## Directive
Extract all lines containing "التجارية".

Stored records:
▽
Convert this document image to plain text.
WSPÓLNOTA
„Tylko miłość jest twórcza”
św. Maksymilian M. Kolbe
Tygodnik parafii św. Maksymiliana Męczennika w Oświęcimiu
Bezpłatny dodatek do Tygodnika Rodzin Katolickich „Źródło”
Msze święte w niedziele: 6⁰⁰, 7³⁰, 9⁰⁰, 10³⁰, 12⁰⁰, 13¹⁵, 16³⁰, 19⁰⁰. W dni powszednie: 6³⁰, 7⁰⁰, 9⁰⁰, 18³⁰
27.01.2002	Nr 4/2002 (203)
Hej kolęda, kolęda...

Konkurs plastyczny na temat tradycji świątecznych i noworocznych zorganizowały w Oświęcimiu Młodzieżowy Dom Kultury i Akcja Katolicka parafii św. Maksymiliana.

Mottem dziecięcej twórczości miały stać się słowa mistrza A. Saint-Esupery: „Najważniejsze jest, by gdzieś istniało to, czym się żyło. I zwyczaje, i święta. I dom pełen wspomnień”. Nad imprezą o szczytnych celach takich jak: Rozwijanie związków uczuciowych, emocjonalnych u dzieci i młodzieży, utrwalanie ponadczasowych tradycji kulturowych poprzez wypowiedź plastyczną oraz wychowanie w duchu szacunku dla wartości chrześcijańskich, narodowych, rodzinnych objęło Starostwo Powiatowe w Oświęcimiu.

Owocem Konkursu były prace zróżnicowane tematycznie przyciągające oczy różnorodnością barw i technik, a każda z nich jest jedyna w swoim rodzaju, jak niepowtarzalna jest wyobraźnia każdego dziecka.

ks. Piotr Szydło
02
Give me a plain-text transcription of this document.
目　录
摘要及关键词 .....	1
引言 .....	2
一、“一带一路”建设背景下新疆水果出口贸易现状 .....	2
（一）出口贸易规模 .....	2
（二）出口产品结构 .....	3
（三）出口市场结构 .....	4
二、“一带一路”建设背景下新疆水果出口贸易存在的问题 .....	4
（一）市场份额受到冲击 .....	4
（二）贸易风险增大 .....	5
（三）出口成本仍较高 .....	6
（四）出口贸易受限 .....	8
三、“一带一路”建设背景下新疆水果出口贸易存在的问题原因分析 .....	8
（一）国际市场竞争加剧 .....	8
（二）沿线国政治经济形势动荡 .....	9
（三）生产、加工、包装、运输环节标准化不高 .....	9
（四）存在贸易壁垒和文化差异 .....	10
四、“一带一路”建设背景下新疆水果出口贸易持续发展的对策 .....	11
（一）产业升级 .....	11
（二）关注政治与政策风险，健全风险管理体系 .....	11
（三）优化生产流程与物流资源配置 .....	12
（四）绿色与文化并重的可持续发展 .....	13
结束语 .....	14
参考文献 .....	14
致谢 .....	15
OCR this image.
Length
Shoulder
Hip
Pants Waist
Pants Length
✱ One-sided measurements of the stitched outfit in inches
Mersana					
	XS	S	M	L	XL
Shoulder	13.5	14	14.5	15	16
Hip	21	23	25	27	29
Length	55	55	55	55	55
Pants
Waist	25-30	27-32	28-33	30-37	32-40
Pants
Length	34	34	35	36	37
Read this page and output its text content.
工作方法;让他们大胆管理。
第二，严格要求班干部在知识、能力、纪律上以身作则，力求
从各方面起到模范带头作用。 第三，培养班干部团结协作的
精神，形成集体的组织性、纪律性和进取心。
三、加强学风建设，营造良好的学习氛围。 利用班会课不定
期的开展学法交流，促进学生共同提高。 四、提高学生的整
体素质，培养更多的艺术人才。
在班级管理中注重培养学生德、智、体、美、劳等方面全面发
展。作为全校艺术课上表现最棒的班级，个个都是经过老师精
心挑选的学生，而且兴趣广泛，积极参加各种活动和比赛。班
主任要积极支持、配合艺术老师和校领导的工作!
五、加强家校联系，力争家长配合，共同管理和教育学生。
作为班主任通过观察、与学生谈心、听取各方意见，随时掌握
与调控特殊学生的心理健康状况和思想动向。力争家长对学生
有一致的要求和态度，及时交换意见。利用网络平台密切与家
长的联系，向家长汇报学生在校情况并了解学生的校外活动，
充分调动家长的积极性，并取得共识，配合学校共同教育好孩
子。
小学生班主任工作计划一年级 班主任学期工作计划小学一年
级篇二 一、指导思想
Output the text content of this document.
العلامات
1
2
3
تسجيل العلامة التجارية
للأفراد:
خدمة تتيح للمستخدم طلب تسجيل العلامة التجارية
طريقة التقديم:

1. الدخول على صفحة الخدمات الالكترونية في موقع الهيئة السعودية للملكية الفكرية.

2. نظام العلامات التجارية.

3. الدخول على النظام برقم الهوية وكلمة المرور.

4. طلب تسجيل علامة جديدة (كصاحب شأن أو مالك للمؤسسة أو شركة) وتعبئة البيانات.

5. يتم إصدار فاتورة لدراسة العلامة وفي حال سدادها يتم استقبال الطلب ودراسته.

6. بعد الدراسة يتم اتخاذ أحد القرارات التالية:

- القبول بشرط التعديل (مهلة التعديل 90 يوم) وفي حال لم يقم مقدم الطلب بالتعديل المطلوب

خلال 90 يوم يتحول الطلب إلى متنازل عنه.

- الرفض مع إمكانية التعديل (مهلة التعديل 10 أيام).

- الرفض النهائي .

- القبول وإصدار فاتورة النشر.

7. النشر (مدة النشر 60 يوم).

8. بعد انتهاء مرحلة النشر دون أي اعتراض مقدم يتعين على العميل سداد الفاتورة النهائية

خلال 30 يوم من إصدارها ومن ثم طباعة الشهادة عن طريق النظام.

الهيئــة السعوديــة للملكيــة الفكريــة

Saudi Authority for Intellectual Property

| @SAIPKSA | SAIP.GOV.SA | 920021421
△
## Correct output
تسجيل العلامة التجارية
خدمة تتيح للمستخدم طلب تسجيل العلامة التجارية
2. نظام العلامات التجارية.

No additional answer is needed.